Provided records.
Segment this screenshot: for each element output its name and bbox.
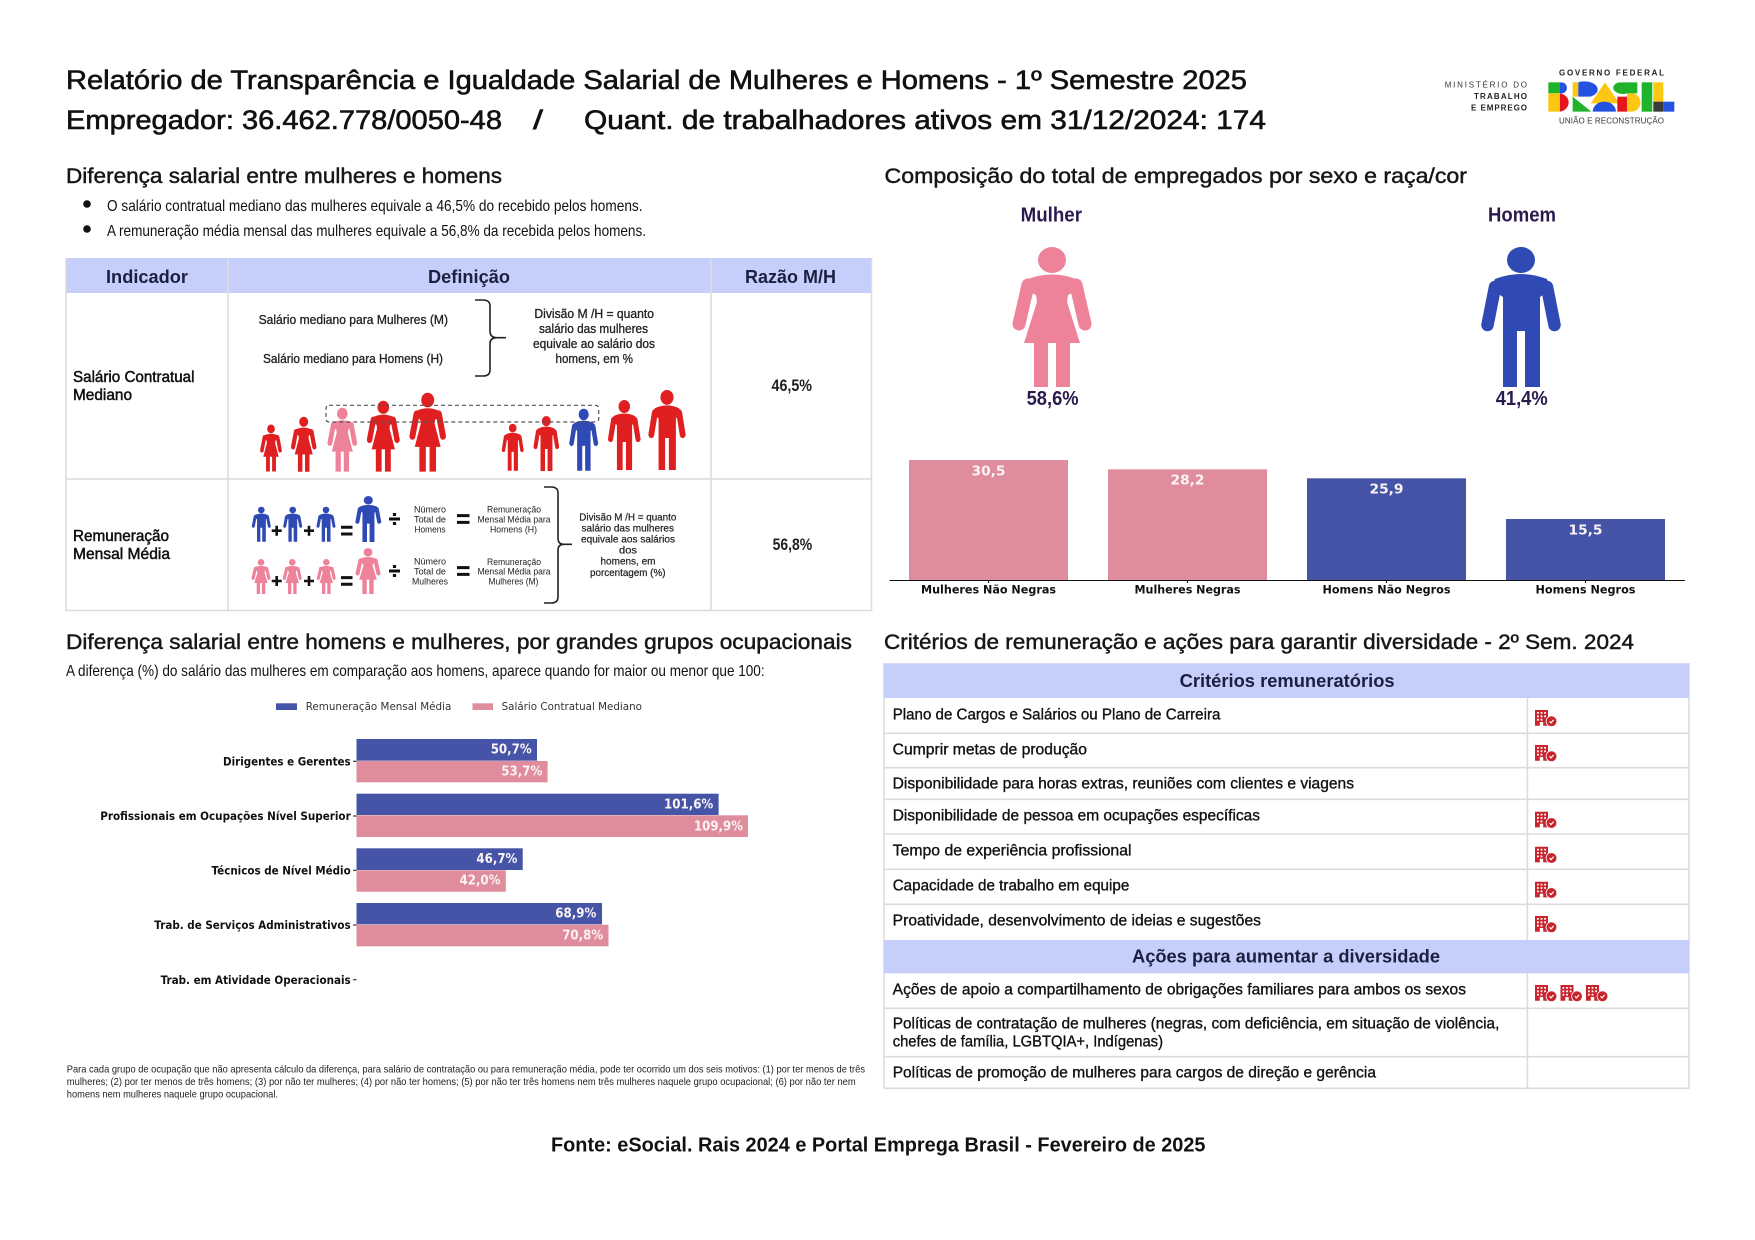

--

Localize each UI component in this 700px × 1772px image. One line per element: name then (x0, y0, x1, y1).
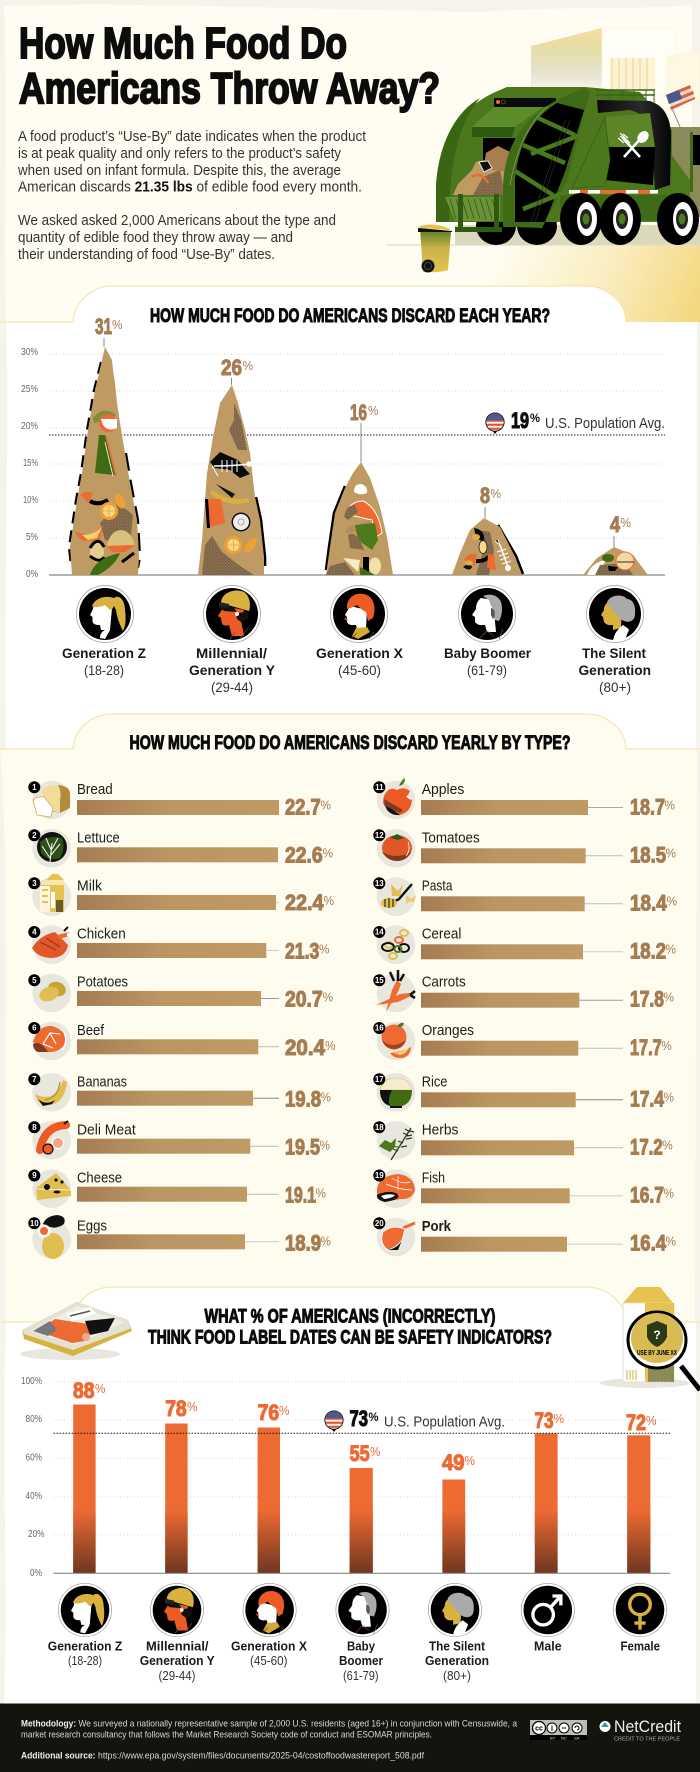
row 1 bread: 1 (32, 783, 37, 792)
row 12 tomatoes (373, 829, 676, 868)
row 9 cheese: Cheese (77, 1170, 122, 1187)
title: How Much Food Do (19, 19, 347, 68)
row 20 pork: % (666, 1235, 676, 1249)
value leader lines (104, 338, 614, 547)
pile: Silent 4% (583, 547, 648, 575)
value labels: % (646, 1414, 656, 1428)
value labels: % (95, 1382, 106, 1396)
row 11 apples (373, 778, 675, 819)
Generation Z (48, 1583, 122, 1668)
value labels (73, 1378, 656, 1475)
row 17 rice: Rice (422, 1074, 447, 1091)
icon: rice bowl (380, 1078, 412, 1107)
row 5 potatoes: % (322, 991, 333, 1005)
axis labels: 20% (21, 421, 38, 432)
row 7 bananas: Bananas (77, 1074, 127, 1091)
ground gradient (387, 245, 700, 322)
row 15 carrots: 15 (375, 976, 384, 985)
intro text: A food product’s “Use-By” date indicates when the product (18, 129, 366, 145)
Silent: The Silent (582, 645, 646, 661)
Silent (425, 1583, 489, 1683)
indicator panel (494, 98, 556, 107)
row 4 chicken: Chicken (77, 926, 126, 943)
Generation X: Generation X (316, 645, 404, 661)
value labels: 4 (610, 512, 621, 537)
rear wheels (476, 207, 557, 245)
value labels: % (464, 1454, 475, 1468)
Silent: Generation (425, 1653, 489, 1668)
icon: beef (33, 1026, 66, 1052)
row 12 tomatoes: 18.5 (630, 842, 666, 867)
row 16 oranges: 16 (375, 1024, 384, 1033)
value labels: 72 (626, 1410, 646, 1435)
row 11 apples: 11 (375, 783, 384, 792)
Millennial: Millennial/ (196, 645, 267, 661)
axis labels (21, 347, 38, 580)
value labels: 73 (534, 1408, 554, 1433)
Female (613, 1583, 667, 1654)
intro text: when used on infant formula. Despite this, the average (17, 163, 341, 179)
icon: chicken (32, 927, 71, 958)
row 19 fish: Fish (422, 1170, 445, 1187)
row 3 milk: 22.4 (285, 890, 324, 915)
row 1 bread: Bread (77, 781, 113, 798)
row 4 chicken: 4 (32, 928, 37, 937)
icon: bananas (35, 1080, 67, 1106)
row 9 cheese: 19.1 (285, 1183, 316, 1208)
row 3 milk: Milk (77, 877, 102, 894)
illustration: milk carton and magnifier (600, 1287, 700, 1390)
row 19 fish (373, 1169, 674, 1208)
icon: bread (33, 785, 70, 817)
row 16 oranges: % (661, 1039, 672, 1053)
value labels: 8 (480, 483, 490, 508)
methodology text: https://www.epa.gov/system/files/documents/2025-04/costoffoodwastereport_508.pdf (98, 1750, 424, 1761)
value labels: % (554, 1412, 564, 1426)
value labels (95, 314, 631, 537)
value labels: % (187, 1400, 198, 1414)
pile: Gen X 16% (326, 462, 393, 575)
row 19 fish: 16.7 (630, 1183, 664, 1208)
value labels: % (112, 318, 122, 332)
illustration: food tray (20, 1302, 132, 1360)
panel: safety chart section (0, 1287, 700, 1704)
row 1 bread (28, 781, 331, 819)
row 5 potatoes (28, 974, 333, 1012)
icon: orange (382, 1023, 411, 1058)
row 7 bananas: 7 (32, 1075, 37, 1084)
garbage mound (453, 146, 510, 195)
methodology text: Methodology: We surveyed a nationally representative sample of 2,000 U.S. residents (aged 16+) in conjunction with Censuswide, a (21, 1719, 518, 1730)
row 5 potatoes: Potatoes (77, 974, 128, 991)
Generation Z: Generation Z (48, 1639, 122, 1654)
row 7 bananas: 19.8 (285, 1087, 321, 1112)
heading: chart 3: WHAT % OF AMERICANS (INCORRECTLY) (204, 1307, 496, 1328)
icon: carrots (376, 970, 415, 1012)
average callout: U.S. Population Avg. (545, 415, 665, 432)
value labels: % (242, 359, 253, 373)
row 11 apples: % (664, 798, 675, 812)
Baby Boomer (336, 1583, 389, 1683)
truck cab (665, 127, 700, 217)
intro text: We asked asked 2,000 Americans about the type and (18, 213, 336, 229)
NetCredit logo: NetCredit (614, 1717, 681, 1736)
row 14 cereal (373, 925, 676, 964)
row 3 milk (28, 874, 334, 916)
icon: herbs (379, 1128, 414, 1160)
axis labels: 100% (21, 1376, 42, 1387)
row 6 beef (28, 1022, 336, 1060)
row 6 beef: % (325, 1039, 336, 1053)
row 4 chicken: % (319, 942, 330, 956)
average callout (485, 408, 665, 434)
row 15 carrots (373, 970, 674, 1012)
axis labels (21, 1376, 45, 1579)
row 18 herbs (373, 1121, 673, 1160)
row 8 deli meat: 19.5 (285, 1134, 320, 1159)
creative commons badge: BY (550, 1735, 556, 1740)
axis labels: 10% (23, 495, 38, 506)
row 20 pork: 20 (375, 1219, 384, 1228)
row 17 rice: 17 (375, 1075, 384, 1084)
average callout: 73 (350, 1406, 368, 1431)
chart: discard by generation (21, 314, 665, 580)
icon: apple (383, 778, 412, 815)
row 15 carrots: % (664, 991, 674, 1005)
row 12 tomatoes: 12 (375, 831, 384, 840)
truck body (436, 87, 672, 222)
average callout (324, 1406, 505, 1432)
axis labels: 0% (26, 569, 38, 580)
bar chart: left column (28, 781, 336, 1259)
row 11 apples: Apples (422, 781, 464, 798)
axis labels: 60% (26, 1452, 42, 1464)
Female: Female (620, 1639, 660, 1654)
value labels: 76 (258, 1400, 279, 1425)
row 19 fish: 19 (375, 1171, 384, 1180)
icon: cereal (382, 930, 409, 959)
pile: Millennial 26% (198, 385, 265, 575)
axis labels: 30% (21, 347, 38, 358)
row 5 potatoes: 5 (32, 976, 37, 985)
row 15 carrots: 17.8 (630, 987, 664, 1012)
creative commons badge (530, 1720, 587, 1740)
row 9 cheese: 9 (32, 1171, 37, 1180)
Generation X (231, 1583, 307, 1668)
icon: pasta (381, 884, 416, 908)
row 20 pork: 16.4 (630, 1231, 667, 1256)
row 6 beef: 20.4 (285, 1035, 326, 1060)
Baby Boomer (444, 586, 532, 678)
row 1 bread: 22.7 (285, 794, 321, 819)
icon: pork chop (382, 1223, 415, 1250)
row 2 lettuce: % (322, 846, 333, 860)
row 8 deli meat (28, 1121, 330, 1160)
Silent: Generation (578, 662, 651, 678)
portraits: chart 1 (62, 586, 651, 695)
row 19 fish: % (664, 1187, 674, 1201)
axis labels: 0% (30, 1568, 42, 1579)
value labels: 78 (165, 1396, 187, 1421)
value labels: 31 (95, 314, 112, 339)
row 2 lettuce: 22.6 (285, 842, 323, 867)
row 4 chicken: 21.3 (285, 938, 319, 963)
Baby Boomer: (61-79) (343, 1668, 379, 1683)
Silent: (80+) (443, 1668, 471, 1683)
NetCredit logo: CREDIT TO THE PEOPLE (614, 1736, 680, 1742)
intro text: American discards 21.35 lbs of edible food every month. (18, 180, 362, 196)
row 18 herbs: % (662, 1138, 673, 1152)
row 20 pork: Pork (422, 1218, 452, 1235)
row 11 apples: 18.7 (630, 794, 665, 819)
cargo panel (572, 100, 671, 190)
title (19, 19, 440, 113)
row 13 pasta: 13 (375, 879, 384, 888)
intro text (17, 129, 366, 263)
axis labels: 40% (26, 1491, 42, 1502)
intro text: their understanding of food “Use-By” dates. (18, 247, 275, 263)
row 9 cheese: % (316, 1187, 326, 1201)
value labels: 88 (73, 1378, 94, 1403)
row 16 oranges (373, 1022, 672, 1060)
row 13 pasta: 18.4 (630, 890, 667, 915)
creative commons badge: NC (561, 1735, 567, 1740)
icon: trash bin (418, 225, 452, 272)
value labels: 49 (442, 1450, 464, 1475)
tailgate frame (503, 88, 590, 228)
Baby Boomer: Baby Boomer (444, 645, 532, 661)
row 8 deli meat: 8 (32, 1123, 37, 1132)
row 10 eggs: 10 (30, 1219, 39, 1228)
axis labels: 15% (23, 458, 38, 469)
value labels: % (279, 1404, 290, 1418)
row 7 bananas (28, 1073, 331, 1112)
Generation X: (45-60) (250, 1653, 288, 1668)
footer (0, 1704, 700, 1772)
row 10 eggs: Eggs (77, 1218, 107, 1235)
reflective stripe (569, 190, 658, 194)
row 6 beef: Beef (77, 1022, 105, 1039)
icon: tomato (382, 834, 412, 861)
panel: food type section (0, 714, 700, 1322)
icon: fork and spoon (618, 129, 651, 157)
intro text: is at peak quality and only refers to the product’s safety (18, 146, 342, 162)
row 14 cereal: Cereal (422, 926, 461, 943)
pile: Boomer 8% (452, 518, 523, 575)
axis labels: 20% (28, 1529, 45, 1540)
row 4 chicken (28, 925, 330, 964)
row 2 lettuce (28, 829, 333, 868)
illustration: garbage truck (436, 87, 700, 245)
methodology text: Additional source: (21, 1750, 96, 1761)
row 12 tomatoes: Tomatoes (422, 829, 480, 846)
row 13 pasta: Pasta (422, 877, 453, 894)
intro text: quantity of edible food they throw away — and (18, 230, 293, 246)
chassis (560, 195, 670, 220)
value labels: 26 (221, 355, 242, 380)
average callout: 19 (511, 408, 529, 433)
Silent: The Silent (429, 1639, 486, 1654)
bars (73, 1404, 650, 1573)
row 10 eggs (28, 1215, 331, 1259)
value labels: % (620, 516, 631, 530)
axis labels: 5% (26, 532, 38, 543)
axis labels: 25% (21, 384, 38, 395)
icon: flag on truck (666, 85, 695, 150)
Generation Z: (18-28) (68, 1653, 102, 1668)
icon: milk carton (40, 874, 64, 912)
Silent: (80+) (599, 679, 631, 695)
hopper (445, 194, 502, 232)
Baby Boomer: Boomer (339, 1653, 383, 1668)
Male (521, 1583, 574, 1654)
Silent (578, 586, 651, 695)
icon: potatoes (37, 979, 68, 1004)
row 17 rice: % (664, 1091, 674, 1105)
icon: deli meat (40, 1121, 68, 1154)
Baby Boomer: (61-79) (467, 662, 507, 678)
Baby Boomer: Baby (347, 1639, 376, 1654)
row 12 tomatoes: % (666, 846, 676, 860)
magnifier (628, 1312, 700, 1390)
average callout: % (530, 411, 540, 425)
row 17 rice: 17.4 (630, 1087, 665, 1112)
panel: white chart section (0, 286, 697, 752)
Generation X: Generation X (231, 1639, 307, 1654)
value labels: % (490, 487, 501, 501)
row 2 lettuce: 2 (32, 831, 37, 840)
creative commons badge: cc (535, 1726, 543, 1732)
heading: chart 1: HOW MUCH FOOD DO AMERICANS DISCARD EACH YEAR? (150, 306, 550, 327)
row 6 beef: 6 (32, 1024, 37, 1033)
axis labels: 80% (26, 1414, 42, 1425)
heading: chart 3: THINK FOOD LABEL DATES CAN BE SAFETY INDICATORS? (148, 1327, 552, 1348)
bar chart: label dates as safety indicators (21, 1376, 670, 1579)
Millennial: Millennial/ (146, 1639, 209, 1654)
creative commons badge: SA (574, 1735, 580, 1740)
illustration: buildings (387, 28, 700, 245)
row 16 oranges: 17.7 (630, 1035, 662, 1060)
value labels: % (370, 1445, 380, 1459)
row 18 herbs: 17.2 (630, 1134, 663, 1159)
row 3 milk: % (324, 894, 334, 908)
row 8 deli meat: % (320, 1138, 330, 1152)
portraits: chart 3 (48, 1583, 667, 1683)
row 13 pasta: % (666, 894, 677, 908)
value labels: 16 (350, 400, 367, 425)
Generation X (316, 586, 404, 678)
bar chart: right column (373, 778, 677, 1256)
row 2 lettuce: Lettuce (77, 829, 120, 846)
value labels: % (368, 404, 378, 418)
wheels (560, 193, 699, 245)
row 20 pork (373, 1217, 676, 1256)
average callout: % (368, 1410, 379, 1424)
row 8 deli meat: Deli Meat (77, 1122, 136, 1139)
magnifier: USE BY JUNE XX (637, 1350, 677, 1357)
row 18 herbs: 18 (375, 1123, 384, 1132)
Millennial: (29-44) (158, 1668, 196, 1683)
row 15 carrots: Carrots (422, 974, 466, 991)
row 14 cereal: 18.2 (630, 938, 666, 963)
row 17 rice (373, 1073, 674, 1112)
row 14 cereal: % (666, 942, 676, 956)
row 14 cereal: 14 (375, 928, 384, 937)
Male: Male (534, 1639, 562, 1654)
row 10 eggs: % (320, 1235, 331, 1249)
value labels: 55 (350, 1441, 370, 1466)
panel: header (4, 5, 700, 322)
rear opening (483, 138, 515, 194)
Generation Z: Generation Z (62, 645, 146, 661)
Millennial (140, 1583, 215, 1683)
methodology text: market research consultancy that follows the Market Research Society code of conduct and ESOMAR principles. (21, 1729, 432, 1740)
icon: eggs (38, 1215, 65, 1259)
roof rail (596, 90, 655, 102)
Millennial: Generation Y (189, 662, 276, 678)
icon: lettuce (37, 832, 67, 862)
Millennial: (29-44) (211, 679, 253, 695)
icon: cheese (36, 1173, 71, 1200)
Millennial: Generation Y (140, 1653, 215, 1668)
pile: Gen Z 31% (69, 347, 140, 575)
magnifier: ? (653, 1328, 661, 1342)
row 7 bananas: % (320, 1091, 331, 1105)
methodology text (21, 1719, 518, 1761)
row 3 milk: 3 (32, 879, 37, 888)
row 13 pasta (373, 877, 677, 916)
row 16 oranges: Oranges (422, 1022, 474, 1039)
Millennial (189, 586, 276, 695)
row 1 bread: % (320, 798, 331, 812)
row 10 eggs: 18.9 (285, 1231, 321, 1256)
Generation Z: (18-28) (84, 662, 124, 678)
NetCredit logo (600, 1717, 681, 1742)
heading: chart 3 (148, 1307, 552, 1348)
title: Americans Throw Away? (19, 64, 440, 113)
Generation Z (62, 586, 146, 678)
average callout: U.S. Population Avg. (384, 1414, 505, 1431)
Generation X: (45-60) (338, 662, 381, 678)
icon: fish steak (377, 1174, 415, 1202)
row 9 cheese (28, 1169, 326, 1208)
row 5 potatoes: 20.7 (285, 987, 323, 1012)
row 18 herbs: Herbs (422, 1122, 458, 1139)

Work instructions. Can you repeat the lines starting at the one containing "Localize each UI" and ending at the one containing "value labels: % (95, 1382, 106, 1396)", both included, word for word and without the pictures?

Final result.
Localize each UI component in this 700px × 1772px image. One line per element: name then (x0, y0, x1, y1).
row 1 bread: 1 (32, 783, 37, 792)
row 12 tomatoes (373, 829, 676, 868)
row 9 cheese: Cheese (77, 1170, 122, 1187)
title: How Much Food Do (19, 19, 347, 68)
row 20 pork: % (666, 1235, 676, 1249)
value leader lines (104, 338, 614, 547)
pile: Silent 4% (583, 547, 648, 575)
value labels: % (646, 1414, 656, 1428)
value labels: % (95, 1382, 106, 1396)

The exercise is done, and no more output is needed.